• Task brief:
Find each line holding "code" and copy it out.

** begin Given records **

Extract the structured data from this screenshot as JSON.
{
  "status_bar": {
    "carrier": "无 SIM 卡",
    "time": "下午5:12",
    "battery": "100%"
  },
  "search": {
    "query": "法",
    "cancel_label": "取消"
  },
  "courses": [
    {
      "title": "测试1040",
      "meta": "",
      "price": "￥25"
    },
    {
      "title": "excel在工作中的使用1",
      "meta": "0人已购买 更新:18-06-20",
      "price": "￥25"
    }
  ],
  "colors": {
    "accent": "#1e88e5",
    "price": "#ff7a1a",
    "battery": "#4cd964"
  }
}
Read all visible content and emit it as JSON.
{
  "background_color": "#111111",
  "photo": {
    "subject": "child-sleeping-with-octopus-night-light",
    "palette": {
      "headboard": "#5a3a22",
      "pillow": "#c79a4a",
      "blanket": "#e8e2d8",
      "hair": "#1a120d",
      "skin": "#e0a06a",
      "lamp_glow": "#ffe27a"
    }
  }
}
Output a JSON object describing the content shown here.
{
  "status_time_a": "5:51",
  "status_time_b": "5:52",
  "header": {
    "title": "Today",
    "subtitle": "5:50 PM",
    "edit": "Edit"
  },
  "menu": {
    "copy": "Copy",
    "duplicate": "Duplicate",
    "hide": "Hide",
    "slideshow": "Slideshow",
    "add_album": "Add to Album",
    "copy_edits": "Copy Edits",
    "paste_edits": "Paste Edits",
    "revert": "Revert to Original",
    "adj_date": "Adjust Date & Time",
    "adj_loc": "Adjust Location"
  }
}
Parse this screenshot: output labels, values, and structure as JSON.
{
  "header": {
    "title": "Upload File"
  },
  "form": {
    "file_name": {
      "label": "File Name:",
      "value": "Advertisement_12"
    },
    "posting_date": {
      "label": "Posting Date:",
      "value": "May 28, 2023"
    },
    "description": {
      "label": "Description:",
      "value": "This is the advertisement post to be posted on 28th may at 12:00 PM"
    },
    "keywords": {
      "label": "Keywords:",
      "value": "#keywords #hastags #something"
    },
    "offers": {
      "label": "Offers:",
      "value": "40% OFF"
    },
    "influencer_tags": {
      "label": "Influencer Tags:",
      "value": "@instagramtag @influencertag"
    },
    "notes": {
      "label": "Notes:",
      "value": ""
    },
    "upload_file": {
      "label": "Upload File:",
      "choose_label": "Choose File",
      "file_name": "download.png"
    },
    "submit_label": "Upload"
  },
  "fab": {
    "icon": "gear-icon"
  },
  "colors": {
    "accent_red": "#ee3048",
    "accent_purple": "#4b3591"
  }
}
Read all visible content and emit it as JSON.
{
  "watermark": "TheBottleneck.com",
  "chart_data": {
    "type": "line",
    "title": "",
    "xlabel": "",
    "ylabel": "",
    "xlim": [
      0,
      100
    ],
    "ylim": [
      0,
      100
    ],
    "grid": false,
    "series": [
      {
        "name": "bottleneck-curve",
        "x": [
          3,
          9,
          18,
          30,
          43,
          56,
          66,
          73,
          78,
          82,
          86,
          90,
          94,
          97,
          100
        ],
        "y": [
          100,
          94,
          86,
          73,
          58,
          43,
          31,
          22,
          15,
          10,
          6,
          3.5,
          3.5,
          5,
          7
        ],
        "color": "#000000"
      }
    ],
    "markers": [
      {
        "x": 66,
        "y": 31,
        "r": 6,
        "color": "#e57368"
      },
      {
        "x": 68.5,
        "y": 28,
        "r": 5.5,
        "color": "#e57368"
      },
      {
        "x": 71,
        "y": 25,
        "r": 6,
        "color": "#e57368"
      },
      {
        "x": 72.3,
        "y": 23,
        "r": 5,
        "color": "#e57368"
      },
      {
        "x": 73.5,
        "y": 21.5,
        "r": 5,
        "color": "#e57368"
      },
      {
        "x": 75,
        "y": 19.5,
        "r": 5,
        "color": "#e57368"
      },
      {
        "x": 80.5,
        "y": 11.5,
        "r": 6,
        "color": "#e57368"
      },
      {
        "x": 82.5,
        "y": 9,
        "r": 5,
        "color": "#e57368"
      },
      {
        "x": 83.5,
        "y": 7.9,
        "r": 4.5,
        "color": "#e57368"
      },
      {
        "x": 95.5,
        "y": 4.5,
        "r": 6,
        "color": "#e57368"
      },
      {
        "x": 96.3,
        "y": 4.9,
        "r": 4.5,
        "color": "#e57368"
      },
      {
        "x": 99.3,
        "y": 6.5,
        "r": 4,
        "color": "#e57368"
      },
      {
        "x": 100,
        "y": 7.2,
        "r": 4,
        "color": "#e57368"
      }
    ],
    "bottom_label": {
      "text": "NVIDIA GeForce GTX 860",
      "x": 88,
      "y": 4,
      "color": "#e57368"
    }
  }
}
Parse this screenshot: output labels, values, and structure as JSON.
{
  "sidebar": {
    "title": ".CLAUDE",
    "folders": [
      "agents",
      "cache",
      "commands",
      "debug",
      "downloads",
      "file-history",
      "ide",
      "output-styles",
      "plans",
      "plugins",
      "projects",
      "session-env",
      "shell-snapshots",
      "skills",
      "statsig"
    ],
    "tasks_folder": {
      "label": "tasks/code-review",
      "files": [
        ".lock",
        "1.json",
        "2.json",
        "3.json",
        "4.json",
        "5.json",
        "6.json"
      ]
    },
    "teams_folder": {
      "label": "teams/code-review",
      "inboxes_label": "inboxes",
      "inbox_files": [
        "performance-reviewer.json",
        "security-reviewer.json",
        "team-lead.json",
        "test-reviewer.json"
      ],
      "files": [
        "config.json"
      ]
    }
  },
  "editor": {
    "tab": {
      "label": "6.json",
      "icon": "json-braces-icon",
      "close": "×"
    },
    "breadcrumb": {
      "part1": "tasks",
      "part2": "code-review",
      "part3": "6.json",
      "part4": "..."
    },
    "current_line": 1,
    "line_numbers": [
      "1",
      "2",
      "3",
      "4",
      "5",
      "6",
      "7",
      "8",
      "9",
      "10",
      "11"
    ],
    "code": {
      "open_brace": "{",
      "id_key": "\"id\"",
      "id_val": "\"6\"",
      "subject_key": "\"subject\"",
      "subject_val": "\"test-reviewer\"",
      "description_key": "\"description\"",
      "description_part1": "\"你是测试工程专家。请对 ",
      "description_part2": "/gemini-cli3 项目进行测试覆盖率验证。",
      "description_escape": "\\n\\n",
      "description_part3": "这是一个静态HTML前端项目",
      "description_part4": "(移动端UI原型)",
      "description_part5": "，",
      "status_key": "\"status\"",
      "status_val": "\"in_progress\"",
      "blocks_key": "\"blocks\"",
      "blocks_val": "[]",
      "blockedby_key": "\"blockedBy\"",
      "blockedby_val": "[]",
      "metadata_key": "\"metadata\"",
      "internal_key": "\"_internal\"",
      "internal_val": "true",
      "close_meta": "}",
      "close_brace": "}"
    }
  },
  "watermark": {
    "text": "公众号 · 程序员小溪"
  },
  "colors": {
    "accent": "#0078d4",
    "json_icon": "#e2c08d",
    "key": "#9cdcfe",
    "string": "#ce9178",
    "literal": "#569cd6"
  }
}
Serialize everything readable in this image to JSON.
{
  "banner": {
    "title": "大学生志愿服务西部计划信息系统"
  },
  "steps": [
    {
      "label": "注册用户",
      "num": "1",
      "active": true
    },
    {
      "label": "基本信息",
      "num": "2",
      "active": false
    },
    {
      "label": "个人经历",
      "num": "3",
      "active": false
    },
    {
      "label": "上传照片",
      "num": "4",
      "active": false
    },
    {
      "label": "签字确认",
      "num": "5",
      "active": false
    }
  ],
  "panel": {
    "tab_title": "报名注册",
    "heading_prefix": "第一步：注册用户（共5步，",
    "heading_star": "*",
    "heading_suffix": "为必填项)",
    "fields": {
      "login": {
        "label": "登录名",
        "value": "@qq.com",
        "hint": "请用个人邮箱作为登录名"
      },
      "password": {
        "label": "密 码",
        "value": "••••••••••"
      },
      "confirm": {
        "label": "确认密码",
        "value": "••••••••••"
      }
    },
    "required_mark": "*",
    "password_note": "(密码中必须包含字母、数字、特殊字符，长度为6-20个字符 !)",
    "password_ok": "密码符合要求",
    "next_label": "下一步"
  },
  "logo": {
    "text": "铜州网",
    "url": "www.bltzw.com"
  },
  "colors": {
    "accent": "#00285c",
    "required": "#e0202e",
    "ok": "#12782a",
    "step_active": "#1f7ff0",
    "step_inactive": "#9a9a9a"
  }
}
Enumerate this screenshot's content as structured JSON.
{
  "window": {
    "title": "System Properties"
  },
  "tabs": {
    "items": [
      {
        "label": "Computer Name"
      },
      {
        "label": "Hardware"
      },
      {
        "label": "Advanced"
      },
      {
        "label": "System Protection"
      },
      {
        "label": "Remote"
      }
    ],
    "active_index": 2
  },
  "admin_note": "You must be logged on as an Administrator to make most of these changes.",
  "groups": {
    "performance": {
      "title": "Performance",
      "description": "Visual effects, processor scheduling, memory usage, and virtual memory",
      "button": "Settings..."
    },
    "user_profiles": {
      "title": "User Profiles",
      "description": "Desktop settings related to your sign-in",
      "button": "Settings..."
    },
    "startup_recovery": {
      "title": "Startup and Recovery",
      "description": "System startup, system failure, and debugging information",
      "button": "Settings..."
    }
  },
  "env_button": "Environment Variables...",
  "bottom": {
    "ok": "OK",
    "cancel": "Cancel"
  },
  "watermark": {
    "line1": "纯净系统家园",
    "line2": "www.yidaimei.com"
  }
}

** end Given records **

• Answer in full:
      "label": "tasks/code-review",
      "label": "teams/code-review",
      "part2": "code-review",
    "code": {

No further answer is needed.